• [What to work on]
Filter the data below for the string "donner" and copy each matching line.

• [Record excerpts]

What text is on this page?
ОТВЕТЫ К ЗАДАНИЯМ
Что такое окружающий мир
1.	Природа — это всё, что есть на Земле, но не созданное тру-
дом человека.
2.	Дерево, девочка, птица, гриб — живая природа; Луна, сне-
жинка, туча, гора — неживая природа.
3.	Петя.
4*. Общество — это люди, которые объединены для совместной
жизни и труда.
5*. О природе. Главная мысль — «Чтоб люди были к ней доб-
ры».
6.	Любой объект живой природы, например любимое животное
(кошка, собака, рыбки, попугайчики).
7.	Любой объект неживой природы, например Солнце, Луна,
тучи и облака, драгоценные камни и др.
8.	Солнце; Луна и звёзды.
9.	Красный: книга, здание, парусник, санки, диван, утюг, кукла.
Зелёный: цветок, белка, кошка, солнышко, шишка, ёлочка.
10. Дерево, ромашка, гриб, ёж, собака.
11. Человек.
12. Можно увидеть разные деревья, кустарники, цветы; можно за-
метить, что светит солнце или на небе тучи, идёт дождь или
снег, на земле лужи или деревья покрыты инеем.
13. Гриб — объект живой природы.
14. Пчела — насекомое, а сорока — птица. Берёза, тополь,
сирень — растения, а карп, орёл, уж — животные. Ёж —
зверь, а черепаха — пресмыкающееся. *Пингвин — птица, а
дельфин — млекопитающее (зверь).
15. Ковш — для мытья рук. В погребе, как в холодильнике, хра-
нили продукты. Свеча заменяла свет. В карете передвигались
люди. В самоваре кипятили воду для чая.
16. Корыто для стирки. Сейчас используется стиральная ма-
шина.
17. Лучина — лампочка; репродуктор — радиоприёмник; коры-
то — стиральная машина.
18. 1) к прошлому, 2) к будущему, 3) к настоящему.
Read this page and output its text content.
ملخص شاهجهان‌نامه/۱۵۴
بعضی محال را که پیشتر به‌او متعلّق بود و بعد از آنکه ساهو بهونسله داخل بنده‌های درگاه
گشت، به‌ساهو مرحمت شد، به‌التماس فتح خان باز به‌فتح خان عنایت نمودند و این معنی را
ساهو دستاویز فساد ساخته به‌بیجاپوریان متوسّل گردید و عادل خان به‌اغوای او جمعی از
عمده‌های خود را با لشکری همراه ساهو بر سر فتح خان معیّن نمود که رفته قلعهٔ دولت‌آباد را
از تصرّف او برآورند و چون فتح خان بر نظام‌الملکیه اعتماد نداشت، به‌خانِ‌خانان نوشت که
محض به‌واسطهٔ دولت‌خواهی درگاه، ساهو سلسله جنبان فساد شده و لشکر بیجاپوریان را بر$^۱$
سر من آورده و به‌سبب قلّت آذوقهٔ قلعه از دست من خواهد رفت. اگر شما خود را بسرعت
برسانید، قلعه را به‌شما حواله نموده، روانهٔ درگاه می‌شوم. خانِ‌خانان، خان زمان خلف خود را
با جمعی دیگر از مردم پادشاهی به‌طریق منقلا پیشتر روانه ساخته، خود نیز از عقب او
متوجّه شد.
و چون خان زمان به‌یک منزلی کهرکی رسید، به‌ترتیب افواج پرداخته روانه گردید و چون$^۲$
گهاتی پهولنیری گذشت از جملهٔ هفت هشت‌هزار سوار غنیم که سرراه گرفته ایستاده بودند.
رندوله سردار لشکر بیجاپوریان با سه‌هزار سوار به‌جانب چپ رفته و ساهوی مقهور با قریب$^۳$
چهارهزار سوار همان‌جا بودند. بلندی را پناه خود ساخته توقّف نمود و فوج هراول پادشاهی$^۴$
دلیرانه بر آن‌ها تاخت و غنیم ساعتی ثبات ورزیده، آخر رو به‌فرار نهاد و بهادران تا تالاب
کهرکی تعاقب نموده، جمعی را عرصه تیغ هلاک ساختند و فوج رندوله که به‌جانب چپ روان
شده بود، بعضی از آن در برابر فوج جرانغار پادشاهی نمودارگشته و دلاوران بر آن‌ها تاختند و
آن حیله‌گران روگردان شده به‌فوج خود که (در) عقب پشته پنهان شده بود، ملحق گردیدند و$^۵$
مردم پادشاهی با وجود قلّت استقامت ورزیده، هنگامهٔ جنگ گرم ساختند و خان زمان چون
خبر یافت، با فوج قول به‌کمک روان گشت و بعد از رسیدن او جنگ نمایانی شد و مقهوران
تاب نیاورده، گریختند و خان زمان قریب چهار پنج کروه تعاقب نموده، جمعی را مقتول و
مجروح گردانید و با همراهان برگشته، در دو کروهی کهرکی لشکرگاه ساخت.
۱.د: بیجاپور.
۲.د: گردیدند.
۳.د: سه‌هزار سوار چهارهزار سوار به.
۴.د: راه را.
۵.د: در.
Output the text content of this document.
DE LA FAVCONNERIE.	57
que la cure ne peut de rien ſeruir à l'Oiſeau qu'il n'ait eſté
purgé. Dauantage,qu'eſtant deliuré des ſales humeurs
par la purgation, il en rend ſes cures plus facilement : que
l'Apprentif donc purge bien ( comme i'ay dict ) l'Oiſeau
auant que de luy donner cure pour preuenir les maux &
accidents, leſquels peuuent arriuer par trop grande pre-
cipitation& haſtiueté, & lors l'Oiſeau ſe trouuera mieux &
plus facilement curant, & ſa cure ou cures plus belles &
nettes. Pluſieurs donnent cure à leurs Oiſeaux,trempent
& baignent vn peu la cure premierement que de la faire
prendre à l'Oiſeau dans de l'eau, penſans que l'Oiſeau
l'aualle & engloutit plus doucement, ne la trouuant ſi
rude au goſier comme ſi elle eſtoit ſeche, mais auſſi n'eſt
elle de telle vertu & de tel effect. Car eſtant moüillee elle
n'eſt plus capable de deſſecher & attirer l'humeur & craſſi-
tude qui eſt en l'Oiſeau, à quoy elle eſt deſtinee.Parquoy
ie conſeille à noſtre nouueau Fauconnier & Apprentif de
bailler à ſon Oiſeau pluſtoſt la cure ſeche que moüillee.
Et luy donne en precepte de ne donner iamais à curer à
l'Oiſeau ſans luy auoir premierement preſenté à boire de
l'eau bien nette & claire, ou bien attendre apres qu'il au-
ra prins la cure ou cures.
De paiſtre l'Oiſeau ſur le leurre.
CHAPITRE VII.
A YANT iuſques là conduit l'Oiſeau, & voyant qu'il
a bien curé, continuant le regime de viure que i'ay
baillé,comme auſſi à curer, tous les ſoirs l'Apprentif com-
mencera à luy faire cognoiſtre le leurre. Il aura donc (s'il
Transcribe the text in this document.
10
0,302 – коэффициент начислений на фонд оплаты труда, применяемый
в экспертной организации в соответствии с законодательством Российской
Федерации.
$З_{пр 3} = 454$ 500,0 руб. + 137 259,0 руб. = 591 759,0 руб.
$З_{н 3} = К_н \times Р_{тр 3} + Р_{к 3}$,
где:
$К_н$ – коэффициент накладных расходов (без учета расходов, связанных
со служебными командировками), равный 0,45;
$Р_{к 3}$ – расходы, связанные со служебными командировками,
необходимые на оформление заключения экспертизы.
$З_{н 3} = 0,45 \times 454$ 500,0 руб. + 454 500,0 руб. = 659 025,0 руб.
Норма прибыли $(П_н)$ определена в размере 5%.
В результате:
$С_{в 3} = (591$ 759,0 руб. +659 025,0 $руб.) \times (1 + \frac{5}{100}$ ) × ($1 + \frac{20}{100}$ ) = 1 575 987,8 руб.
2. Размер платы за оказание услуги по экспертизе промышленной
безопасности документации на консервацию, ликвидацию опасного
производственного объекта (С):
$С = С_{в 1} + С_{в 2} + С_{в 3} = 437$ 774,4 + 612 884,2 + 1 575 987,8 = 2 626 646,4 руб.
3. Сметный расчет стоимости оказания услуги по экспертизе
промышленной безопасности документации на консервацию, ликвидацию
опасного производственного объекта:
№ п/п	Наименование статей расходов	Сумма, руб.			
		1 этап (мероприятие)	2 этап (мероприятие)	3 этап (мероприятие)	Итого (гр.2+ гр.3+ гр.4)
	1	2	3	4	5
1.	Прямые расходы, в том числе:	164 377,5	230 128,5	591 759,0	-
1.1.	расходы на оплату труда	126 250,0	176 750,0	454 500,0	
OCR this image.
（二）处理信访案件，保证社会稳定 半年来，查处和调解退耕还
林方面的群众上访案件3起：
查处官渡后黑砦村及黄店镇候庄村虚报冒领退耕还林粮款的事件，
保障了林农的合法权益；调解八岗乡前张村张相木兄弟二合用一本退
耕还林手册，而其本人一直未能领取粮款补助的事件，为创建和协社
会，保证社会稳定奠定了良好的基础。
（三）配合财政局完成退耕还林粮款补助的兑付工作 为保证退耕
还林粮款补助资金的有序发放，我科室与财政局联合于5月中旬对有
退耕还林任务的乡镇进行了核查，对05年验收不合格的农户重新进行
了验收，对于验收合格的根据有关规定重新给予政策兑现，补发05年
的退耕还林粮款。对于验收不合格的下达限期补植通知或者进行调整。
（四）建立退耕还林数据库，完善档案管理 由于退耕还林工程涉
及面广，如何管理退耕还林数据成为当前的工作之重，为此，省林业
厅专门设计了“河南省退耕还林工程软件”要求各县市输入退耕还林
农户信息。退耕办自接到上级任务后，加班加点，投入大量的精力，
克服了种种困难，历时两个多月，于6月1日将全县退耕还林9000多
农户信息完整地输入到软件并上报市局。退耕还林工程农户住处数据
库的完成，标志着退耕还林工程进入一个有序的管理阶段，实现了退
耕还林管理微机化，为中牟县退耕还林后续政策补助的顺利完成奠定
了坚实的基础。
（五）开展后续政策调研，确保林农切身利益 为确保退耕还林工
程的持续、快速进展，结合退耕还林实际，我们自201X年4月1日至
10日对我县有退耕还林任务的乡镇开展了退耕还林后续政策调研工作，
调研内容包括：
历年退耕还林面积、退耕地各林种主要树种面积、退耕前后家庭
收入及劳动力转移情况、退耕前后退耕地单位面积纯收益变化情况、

• [Exercise solution]
auant que de luy donner cure pour preuenir les maux &
Et luy donne en precepte de ne donner iamais à curer à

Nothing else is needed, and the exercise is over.